## DATA PROVIDED
····················
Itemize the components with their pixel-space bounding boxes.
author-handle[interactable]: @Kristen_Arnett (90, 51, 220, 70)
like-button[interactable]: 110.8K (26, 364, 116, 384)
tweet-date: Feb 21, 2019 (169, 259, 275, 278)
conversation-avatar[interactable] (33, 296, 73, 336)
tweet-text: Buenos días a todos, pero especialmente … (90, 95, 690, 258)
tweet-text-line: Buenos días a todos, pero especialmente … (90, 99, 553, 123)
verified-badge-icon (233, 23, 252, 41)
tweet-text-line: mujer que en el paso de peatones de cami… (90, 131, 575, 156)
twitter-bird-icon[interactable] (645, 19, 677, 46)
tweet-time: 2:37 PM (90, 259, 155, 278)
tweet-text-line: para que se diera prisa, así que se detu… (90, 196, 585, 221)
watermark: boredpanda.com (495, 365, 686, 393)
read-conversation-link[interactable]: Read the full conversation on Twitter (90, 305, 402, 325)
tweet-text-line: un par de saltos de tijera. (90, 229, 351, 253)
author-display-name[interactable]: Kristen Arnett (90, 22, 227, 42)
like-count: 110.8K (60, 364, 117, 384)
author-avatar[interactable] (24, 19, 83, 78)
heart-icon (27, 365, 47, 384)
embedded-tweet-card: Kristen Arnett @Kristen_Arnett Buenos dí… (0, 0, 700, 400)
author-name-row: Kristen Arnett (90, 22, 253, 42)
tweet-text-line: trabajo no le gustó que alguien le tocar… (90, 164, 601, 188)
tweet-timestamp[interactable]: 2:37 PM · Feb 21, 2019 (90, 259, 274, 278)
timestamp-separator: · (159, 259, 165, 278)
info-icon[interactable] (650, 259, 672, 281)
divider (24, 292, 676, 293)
····················
## REQUIREMENTS
Can you reproduce every line of the records above, character for character, with nothing changed?

## EXPECTED ANSWER
Itemize the components with their pixel-space bounding boxes.
author-handle[interactable]: @Kristen_Arnett (90, 51, 220, 70)
like-button[interactable]: 110.8K (26, 364, 116, 384)
tweet-date: Feb 21, 2019 (169, 259, 275, 278)
conversation-avatar[interactable] (33, 296, 73, 336)
tweet-text: Buenos días a todos, pero especialmente … (90, 95, 690, 258)
tweet-text-line: Buenos días a todos, pero especialmente … (90, 99, 553, 123)
verified-badge-icon (233, 23, 252, 41)
tweet-text-line: mujer que en el paso de peatones de cami… (90, 131, 575, 156)
twitter-bird-icon[interactable] (645, 19, 677, 46)
tweet-time: 2:37 PM (90, 259, 155, 278)
tweet-text-line: para que se diera prisa, así que se detu… (90, 196, 585, 221)
watermark: boredpanda.com (495, 365, 686, 393)
read-conversation-link[interactable]: Read the full conversation on Twitter (90, 305, 402, 325)
tweet-text-line: un par de saltos de tijera. (90, 229, 351, 253)
author-display-name[interactable]: Kristen Arnett (90, 22, 227, 42)
like-count: 110.8K (60, 364, 117, 384)
author-avatar[interactable] (24, 19, 83, 78)
heart-icon (27, 365, 47, 384)
embedded-tweet-card: Kristen Arnett @Kristen_Arnett Buenos dí… (0, 0, 700, 400)
author-name-row: Kristen Arnett (90, 22, 253, 42)
tweet-text-line: trabajo no le gustó que alguien le tocar… (90, 164, 601, 188)
tweet-timestamp[interactable]: 2:37 PM · Feb 21, 2019 (90, 259, 274, 278)
timestamp-separator: · (159, 259, 165, 278)
info-icon[interactable] (650, 259, 672, 281)
divider (24, 292, 676, 293)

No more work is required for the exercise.